— begin RECORDS FOR THE TASK —
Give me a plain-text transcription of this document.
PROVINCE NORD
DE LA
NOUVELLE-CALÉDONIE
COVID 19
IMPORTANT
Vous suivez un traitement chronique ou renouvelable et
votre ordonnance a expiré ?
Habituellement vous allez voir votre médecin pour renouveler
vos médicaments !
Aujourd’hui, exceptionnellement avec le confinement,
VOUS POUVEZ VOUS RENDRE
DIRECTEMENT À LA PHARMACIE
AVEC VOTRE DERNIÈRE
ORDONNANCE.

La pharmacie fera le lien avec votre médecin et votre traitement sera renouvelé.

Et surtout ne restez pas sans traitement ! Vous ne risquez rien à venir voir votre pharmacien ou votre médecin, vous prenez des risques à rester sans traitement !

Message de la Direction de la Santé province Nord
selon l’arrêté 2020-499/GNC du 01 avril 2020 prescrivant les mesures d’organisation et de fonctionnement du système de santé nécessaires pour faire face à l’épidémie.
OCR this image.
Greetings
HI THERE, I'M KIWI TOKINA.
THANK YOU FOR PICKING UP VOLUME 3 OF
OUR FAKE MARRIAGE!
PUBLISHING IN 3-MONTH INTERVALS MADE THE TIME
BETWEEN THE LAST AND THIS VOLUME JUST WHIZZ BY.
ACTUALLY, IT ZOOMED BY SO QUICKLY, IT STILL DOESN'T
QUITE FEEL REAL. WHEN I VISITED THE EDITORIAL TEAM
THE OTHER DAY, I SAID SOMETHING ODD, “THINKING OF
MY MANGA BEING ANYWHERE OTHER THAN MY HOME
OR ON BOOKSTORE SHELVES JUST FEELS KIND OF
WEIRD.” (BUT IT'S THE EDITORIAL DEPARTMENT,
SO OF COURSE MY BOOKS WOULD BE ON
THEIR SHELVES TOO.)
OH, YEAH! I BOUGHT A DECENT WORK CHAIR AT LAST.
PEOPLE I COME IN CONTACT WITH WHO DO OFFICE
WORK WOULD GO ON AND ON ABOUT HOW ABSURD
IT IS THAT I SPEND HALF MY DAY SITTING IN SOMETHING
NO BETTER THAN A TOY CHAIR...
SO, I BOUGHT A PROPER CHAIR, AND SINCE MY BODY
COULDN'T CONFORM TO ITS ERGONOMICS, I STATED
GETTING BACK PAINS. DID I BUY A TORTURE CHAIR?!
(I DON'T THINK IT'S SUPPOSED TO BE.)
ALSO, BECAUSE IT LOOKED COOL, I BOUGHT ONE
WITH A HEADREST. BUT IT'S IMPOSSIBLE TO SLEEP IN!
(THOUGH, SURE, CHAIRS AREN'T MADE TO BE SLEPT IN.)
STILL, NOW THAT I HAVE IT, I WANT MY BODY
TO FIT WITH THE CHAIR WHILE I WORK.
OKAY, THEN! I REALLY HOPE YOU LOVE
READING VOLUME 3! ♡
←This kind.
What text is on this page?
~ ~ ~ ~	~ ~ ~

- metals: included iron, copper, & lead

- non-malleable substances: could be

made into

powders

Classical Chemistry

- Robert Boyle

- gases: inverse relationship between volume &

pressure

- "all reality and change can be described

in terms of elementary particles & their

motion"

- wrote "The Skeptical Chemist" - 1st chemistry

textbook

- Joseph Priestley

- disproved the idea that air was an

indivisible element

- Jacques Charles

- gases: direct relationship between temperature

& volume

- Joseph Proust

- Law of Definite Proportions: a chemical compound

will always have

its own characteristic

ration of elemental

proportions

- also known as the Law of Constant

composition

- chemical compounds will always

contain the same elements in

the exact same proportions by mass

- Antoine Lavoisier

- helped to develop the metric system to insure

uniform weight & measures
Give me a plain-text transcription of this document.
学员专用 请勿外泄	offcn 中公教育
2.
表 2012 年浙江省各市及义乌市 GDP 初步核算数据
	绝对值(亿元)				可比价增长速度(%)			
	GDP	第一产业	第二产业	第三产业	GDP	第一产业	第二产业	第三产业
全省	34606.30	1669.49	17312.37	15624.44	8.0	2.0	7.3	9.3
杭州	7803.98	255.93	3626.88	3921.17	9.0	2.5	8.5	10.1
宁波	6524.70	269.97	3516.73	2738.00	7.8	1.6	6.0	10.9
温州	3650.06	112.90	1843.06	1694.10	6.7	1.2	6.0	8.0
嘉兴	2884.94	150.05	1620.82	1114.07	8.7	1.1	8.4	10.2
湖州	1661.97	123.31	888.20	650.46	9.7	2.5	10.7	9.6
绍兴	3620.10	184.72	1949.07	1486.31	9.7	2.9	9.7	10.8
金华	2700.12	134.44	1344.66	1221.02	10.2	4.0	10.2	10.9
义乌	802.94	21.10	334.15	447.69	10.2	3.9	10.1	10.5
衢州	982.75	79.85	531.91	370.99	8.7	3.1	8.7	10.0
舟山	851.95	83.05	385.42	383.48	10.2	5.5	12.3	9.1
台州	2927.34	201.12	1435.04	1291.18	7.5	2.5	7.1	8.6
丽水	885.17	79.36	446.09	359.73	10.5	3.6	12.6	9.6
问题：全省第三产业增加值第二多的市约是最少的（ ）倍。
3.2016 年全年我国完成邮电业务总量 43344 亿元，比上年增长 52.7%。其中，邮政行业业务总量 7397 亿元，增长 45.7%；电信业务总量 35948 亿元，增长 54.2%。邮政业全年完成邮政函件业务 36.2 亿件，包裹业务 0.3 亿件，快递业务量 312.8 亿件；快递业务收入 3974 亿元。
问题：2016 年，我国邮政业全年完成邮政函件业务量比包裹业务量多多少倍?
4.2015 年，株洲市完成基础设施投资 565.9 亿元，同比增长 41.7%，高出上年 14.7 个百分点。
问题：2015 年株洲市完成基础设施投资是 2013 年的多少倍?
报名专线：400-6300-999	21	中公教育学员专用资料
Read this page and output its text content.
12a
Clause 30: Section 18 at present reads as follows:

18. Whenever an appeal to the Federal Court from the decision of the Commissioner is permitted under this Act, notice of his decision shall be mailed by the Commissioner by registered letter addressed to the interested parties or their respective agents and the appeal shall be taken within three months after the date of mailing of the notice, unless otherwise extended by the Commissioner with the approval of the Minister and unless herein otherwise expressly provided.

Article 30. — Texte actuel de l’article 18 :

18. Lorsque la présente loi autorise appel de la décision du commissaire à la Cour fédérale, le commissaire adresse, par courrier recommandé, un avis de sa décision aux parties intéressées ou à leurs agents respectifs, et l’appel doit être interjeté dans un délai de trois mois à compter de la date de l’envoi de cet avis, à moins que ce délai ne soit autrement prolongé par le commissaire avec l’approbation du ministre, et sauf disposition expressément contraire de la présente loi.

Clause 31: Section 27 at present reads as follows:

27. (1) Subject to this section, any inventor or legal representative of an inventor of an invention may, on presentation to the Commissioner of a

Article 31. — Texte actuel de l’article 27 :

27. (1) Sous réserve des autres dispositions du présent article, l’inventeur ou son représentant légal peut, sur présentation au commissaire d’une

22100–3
— end RECORDS FOR THE TASK —
▸ SHORT PROBLEM
The records above should be returned exactly.

▸ SOLUTION BELOW
Give me a plain-text transcription of this document.
PROVINCE NORD
DE LA
NOUVELLE-CALÉDONIE
COVID 19
IMPORTANT
Vous suivez un traitement chronique ou renouvelable et
votre ordonnance a expiré ?
Habituellement vous allez voir votre médecin pour renouveler
vos médicaments !
Aujourd’hui, exceptionnellement avec le confinement,
VOUS POUVEZ VOUS RENDRE
DIRECTEMENT À LA PHARMACIE
AVEC VOTRE DERNIÈRE
ORDONNANCE.

La pharmacie fera le lien avec votre médecin et votre traitement sera renouvelé.

Et surtout ne restez pas sans traitement ! Vous ne risquez rien à venir voir votre pharmacien ou votre médecin, vous prenez des risques à rester sans traitement !

Message de la Direction de la Santé province Nord
selon l’arrêté 2020-499/GNC du 01 avril 2020 prescrivant les mesures d’organisation et de fonctionnement du système de santé nécessaires pour faire face à l’épidémie.
OCR this image.
Greetings
HI THERE, I'M KIWI TOKINA.
THANK YOU FOR PICKING UP VOLUME 3 OF
OUR FAKE MARRIAGE!
PUBLISHING IN 3-MONTH INTERVALS MADE THE TIME
BETWEEN THE LAST AND THIS VOLUME JUST WHIZZ BY.
ACTUALLY, IT ZOOMED BY SO QUICKLY, IT STILL DOESN'T
QUITE FEEL REAL. WHEN I VISITED THE EDITORIAL TEAM
THE OTHER DAY, I SAID SOMETHING ODD, “THINKING OF
MY MANGA BEING ANYWHERE OTHER THAN MY HOME
OR ON BOOKSTORE SHELVES JUST FEELS KIND OF
WEIRD.” (BUT IT'S THE EDITORIAL DEPARTMENT,
SO OF COURSE MY BOOKS WOULD BE ON
THEIR SHELVES TOO.)
OH, YEAH! I BOUGHT A DECENT WORK CHAIR AT LAST.
PEOPLE I COME IN CONTACT WITH WHO DO OFFICE
WORK WOULD GO ON AND ON ABOUT HOW ABSURD
IT IS THAT I SPEND HALF MY DAY SITTING IN SOMETHING
NO BETTER THAN A TOY CHAIR...
SO, I BOUGHT A PROPER CHAIR, AND SINCE MY BODY
COULDN'T CONFORM TO ITS ERGONOMICS, I STATED
GETTING BACK PAINS. DID I BUY A TORTURE CHAIR?!
(I DON'T THINK IT'S SUPPOSED TO BE.)
ALSO, BECAUSE IT LOOKED COOL, I BOUGHT ONE
WITH A HEADREST. BUT IT'S IMPOSSIBLE TO SLEEP IN!
(THOUGH, SURE, CHAIRS AREN'T MADE TO BE SLEPT IN.)
STILL, NOW THAT I HAVE IT, I WANT MY BODY
TO FIT WITH THE CHAIR WHILE I WORK.
OKAY, THEN! I REALLY HOPE YOU LOVE
READING VOLUME 3! ♡
←This kind.
What text is on this page?
~ ~ ~ ~	~ ~ ~

- metals: included iron, copper, & lead

- non-malleable substances: could be

made into

powders

Classical Chemistry

- Robert Boyle

- gases: inverse relationship between volume &

pressure

- "all reality and change can be described

in terms of elementary particles & their

motion"

- wrote "The Skeptical Chemist" - 1st chemistry

textbook

- Joseph Priestley

- disproved the idea that air was an

indivisible element

- Jacques Charles

- gases: direct relationship between temperature

& volume

- Joseph Proust

- Law of Definite Proportions: a chemical compound

will always have

its own characteristic

ration of elemental

proportions

- also known as the Law of Constant

composition

- chemical compounds will always

contain the same elements in

the exact same proportions by mass

- Antoine Lavoisier

- helped to develop the metric system to insure

uniform weight & measures
Give me a plain-text transcription of this document.
学员专用 请勿外泄	offcn 中公教育
2.
表 2012 年浙江省各市及义乌市 GDP 初步核算数据
	绝对值(亿元)				可比价增长速度(%)			
	GDP	第一产业	第二产业	第三产业	GDP	第一产业	第二产业	第三产业
全省	34606.30	1669.49	17312.37	15624.44	8.0	2.0	7.3	9.3
杭州	7803.98	255.93	3626.88	3921.17	9.0	2.5	8.5	10.1
宁波	6524.70	269.97	3516.73	2738.00	7.8	1.6	6.0	10.9
温州	3650.06	112.90	1843.06	1694.10	6.7	1.2	6.0	8.0
嘉兴	2884.94	150.05	1620.82	1114.07	8.7	1.1	8.4	10.2
湖州	1661.97	123.31	888.20	650.46	9.7	2.5	10.7	9.6
绍兴	3620.10	184.72	1949.07	1486.31	9.7	2.9	9.7	10.8
金华	2700.12	134.44	1344.66	1221.02	10.2	4.0	10.2	10.9
义乌	802.94	21.10	334.15	447.69	10.2	3.9	10.1	10.5
衢州	982.75	79.85	531.91	370.99	8.7	3.1	8.7	10.0
舟山	851.95	83.05	385.42	383.48	10.2	5.5	12.3	9.1
台州	2927.34	201.12	1435.04	1291.18	7.5	2.5	7.1	8.6
丽水	885.17	79.36	446.09	359.73	10.5	3.6	12.6	9.6
问题：全省第三产业增加值第二多的市约是最少的（ ）倍。
3.2016 年全年我国完成邮电业务总量 43344 亿元，比上年增长 52.7%。其中，邮政行业业务总量 7397 亿元，增长 45.7%；电信业务总量 35948 亿元，增长 54.2%。邮政业全年完成邮政函件业务 36.2 亿件，包裹业务 0.3 亿件，快递业务量 312.8 亿件；快递业务收入 3974 亿元。
问题：2016 年，我国邮政业全年完成邮政函件业务量比包裹业务量多多少倍?
4.2015 年，株洲市完成基础设施投资 565.9 亿元，同比增长 41.7%，高出上年 14.7 个百分点。
问题：2015 年株洲市完成基础设施投资是 2013 年的多少倍?
报名专线：400-6300-999	21	中公教育学员专用资料
Read this page and output its text content.
12a
Clause 30: Section 18 at present reads as follows:

18. Whenever an appeal to the Federal Court from the decision of the Commissioner is permitted under this Act, notice of his decision shall be mailed by the Commissioner by registered letter addressed to the interested parties or their respective agents and the appeal shall be taken within three months after the date of mailing of the notice, unless otherwise extended by the Commissioner with the approval of the Minister and unless herein otherwise expressly provided.

Article 30. — Texte actuel de l’article 18 :

18. Lorsque la présente loi autorise appel de la décision du commissaire à la Cour fédérale, le commissaire adresse, par courrier recommandé, un avis de sa décision aux parties intéressées ou à leurs agents respectifs, et l’appel doit être interjeté dans un délai de trois mois à compter de la date de l’envoi de cet avis, à moins que ce délai ne soit autrement prolongé par le commissaire avec l’approbation du ministre, et sauf disposition expressément contraire de la présente loi.

Clause 31: Section 27 at present reads as follows:

27. (1) Subject to this section, any inventor or legal representative of an inventor of an invention may, on presentation to the Commissioner of a

Article 31. — Texte actuel de l’article 27 :

27. (1) Sous réserve des autres dispositions du présent article, l’inventeur ou son représentant légal peut, sur présentation au commissaire d’une

22100–3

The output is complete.